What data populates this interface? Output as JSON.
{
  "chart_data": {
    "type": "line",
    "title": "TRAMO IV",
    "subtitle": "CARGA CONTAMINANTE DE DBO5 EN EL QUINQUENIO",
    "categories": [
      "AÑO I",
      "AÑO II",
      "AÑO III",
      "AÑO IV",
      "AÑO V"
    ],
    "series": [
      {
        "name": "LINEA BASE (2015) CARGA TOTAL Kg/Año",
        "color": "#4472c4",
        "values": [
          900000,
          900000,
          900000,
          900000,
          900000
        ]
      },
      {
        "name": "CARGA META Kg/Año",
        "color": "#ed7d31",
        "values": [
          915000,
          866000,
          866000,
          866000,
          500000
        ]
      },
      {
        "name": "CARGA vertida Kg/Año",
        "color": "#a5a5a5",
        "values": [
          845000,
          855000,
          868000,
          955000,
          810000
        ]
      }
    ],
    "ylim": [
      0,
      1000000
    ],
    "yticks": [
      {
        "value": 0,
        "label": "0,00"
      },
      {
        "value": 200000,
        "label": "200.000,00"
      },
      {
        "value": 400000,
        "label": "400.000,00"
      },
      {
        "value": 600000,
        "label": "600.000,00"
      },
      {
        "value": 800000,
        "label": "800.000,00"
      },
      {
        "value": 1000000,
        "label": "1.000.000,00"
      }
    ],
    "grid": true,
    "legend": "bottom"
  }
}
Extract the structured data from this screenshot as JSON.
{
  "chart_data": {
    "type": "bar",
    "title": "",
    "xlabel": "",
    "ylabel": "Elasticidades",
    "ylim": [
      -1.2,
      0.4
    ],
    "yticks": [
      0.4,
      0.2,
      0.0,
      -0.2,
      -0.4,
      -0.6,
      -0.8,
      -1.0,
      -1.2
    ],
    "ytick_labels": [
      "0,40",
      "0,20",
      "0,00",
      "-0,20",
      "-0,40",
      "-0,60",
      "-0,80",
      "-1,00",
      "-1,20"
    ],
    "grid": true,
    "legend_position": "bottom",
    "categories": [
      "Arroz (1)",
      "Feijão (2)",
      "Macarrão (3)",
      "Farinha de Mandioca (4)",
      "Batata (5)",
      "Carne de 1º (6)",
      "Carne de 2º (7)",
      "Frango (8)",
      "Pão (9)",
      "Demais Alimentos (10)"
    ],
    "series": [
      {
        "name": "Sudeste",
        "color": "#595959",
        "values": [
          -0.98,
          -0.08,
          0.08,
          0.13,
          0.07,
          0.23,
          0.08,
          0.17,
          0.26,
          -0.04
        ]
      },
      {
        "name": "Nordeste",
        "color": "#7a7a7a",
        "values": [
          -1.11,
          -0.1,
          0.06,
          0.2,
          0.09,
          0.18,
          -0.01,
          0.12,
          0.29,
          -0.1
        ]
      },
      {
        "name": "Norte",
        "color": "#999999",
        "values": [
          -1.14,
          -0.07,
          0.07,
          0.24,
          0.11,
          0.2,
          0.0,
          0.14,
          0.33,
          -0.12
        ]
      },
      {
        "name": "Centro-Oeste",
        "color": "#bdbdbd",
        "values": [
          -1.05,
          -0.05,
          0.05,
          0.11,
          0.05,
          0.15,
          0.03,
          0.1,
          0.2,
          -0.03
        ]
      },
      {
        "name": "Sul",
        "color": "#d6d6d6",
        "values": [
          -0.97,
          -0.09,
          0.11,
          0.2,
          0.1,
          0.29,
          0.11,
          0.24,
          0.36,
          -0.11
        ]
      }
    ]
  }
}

▶ Written exercise
Gather all lines where the word "name" appears.

▶ Result of the exercise
        "name": "LINEA BASE (2015) CARGA TOTAL Kg/Año",
        "name": "CARGA META Kg/Año",
        "name": "CARGA vertida Kg/Año",
        "name": "Sudeste",
        "name": "Nordeste",
        "name": "Norte",
        "name": "Centro-Oeste",
        "name": "Sul",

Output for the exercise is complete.